### Dataset entries ###
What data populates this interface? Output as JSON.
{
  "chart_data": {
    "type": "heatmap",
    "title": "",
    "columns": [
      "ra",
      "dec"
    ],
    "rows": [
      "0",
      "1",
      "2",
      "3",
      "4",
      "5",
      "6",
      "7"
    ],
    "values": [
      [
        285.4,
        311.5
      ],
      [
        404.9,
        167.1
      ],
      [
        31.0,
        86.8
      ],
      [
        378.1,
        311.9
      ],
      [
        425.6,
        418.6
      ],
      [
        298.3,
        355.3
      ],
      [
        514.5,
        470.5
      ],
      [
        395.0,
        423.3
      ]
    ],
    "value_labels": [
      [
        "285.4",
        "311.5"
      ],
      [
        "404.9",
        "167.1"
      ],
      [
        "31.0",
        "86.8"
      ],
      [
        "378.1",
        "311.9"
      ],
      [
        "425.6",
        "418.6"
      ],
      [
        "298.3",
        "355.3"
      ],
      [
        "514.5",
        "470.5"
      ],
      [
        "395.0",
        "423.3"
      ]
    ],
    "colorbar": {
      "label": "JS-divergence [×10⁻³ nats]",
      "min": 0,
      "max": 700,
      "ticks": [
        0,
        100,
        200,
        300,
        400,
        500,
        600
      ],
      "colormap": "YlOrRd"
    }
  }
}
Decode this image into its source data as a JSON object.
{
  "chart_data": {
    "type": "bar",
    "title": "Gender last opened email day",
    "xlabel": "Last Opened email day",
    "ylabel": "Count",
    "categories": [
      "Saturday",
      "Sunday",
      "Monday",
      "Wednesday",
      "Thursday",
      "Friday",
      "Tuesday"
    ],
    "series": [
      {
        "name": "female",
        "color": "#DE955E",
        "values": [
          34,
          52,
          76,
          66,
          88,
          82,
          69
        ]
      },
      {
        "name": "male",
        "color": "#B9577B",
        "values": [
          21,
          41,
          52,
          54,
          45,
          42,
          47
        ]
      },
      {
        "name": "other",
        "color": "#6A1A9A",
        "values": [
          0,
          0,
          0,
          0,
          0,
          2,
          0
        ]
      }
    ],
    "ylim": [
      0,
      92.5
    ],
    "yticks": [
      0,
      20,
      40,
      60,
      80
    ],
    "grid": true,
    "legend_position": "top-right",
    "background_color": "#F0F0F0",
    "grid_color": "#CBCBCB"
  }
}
###
▸ **Short problem**: Copy all the lines, exactly.

▸ **Solution to this exercise**:
What data populates this interface? Output as JSON.
{
  "chart_data": {
    "type": "heatmap",
    "title": "",
    "columns": [
      "ra",
      "dec"
    ],
    "rows": [
      "0",
      "1",
      "2",
      "3",
      "4",
      "5",
      "6",
      "7"
    ],
    "values": [
      [
        285.4,
        311.5
      ],
      [
        404.9,
        167.1
      ],
      [
        31.0,
        86.8
      ],
      [
        378.1,
        311.9
      ],
      [
        425.6,
        418.6
      ],
      [
        298.3,
        355.3
      ],
      [
        514.5,
        470.5
      ],
      [
        395.0,
        423.3
      ]
    ],
    "value_labels": [
      [
        "285.4",
        "311.5"
      ],
      [
        "404.9",
        "167.1"
      ],
      [
        "31.0",
        "86.8"
      ],
      [
        "378.1",
        "311.9"
      ],
      [
        "425.6",
        "418.6"
      ],
      [
        "298.3",
        "355.3"
      ],
      [
        "514.5",
        "470.5"
      ],
      [
        "395.0",
        "423.3"
      ]
    ],
    "colorbar": {
      "label": "JS-divergence [×10⁻³ nats]",
      "min": 0,
      "max": 700,
      "ticks": [
        0,
        100,
        200,
        300,
        400,
        500,
        600
      ],
      "colormap": "YlOrRd"
    }
  }
}
Decode this image into its source data as a JSON object.
{
  "chart_data": {
    "type": "bar",
    "title": "Gender last opened email day",
    "xlabel": "Last Opened email day",
    "ylabel": "Count",
    "categories": [
      "Saturday",
      "Sunday",
      "Monday",
      "Wednesday",
      "Thursday",
      "Friday",
      "Tuesday"
    ],
    "series": [
      {
        "name": "female",
        "color": "#DE955E",
        "values": [
          34,
          52,
          76,
          66,
          88,
          82,
          69
        ]
      },
      {
        "name": "male",
        "color": "#B9577B",
        "values": [
          21,
          41,
          52,
          54,
          45,
          42,
          47
        ]
      },
      {
        "name": "other",
        "color": "#6A1A9A",
        "values": [
          0,
          0,
          0,
          0,
          0,
          2,
          0
        ]
      }
    ],
    "ylim": [
      0,
      92.5
    ],
    "yticks": [
      0,
      20,
      40,
      60,
      80
    ],
    "grid": true,
    "legend_position": "top-right",
    "background_color": "#F0F0F0",
    "grid_color": "#CBCBCB"
  }
}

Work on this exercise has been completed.